* _Brief_
Lines containing the word "this" should be extracted in full.

* _Data provided_
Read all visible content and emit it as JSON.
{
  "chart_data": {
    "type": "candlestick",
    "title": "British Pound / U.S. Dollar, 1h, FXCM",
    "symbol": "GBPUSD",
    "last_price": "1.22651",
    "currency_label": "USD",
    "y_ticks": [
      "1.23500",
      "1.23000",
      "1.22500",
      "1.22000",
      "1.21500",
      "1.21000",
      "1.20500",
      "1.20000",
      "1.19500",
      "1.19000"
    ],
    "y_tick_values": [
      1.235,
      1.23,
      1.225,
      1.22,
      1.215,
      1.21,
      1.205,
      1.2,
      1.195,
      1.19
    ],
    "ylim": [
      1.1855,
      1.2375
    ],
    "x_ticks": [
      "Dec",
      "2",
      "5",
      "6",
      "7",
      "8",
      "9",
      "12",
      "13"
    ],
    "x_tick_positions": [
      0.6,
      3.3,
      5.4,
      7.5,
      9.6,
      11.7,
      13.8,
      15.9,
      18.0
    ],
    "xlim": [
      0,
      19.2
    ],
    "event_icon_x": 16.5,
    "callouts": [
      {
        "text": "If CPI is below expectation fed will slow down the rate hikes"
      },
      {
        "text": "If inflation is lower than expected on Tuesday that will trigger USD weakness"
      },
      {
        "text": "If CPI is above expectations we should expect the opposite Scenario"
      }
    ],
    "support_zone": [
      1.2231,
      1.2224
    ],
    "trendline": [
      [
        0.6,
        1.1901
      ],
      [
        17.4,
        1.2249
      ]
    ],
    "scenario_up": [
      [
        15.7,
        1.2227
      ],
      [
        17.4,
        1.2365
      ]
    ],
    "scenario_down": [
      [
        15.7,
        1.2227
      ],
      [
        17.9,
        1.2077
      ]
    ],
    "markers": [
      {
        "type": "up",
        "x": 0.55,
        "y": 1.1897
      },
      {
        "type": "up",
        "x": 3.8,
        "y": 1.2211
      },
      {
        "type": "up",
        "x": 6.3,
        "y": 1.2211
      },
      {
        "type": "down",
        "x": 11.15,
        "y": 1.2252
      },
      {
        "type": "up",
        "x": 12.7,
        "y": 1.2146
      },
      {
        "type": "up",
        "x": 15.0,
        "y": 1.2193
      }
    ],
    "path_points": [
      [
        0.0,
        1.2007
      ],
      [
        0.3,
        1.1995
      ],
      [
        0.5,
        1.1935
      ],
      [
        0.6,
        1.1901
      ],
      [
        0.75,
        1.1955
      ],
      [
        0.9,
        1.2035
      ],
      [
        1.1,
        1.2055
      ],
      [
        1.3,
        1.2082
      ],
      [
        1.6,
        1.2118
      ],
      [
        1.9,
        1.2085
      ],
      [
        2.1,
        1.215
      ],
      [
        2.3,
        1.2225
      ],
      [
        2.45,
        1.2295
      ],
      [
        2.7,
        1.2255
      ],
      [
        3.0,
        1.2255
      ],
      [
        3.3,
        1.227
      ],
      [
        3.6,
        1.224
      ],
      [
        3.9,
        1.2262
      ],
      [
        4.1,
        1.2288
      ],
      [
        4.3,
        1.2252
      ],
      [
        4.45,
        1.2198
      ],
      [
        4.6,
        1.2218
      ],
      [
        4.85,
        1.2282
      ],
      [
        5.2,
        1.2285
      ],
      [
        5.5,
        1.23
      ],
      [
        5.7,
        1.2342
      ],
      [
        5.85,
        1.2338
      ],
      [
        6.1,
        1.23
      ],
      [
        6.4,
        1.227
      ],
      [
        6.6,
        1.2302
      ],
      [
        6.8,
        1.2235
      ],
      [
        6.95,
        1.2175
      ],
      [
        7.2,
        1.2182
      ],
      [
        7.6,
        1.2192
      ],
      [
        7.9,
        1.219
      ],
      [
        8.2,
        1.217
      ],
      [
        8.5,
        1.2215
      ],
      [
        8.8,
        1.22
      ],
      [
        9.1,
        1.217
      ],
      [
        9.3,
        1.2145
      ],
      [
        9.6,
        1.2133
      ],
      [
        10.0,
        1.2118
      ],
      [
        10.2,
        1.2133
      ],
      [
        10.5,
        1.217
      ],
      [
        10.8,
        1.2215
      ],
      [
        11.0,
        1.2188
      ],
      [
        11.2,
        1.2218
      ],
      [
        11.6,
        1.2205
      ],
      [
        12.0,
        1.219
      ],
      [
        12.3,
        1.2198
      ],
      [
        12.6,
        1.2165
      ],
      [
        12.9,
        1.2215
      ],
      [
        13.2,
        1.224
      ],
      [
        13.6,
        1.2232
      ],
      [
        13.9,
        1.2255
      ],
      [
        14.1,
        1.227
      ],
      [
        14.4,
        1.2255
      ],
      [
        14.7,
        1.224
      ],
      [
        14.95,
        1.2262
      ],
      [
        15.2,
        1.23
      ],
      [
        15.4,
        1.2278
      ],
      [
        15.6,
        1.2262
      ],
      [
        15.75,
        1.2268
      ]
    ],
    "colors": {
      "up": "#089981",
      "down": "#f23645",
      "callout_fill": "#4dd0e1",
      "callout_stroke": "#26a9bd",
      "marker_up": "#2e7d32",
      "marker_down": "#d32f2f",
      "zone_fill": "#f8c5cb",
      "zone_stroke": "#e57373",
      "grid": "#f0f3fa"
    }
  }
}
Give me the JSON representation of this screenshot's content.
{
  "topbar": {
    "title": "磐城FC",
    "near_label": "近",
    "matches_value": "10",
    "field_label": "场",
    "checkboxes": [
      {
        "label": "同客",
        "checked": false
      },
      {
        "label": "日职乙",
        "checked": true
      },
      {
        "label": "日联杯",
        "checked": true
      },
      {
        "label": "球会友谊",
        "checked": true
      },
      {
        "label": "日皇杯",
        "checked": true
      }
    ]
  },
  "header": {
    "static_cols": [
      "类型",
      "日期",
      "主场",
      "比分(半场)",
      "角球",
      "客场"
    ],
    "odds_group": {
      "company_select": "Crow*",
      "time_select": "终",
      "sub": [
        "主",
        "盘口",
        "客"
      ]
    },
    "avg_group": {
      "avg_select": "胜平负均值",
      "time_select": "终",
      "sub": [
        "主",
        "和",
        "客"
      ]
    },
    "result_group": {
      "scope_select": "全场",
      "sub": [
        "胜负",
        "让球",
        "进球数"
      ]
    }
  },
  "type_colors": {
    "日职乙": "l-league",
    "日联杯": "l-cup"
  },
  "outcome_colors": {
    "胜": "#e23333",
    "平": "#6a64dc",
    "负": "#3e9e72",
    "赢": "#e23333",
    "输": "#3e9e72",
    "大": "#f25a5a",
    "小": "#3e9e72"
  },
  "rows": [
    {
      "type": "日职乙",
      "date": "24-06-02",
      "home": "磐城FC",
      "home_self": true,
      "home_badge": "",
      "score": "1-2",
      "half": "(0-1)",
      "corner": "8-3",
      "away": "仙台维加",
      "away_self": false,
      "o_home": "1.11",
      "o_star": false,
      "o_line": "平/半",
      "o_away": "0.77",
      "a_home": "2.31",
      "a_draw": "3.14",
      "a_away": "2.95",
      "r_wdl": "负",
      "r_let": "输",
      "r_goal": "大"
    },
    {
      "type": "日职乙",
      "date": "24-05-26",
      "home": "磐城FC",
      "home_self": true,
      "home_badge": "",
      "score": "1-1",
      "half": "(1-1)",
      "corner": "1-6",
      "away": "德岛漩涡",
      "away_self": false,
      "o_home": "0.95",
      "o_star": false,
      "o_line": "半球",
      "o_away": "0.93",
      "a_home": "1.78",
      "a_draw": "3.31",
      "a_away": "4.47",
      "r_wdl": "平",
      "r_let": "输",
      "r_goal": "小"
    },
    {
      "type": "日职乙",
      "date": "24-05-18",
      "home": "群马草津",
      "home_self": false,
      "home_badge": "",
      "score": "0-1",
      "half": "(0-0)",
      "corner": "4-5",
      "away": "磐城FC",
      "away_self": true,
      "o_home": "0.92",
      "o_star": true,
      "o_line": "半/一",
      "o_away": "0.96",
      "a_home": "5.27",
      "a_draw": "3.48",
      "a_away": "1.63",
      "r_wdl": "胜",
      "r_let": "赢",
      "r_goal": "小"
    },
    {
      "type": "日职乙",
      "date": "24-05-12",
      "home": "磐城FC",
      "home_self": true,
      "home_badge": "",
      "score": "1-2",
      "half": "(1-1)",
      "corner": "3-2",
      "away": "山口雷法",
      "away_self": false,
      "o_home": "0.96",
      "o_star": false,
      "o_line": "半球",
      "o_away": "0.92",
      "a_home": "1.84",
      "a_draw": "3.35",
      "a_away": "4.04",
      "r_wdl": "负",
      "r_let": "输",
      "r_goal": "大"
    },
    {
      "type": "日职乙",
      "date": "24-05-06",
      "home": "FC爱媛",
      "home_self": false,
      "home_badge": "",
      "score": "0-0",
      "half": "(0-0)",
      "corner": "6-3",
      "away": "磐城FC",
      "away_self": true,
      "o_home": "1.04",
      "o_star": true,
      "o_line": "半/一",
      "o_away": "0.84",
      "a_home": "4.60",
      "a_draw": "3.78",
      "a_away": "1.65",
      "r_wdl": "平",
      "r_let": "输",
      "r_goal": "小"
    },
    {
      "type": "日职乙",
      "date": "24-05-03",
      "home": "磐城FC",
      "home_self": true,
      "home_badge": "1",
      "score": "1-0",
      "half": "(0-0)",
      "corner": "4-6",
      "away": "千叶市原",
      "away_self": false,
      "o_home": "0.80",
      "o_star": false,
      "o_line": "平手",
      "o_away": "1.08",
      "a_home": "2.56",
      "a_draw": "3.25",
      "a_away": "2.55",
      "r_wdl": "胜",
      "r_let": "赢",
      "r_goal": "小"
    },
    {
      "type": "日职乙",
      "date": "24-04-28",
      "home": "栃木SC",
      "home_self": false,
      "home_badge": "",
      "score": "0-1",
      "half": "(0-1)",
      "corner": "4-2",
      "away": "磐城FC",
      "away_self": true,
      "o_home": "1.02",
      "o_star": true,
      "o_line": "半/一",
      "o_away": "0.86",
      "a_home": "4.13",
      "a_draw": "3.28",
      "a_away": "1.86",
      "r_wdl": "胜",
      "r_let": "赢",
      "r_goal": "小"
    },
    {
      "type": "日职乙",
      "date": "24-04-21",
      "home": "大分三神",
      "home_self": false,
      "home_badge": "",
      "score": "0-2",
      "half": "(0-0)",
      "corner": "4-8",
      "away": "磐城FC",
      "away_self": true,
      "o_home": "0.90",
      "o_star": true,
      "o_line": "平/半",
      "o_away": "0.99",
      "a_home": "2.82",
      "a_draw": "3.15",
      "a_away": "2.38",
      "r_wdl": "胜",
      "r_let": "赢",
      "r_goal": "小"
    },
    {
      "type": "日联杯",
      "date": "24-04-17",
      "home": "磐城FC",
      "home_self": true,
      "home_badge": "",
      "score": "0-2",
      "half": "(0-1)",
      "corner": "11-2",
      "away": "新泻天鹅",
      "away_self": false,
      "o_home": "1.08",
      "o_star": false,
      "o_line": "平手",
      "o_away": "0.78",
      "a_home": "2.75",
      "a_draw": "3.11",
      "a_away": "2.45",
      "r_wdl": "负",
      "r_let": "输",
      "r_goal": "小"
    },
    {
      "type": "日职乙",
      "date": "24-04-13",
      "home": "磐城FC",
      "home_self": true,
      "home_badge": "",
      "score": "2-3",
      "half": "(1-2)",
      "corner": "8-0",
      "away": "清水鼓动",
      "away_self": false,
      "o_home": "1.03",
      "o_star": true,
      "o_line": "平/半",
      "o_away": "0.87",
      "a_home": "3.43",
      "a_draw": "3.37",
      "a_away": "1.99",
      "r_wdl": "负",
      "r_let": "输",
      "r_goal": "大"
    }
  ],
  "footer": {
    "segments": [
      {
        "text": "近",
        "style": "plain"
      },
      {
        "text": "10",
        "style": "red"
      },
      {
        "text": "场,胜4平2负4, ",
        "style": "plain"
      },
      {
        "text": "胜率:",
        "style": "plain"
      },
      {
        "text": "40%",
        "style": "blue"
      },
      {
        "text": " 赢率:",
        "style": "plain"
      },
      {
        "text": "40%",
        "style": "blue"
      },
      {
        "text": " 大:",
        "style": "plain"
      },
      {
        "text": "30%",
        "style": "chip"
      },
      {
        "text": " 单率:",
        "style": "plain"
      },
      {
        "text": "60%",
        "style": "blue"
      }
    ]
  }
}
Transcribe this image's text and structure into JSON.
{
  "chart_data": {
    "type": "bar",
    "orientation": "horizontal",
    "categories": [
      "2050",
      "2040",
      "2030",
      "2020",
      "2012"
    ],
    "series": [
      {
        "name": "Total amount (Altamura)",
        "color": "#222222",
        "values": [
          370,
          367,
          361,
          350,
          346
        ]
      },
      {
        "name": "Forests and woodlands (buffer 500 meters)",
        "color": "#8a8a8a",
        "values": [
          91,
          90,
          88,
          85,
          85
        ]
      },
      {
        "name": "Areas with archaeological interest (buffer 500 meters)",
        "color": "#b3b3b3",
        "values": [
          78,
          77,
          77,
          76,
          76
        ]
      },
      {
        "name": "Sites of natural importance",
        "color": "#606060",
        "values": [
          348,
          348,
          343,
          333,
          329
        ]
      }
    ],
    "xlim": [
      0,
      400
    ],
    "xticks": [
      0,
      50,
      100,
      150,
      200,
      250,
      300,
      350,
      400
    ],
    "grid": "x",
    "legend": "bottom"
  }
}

* _Right answer_
Give me the JSON representation of this screenshot's content.
Transcribe this image's text and structure into JSON.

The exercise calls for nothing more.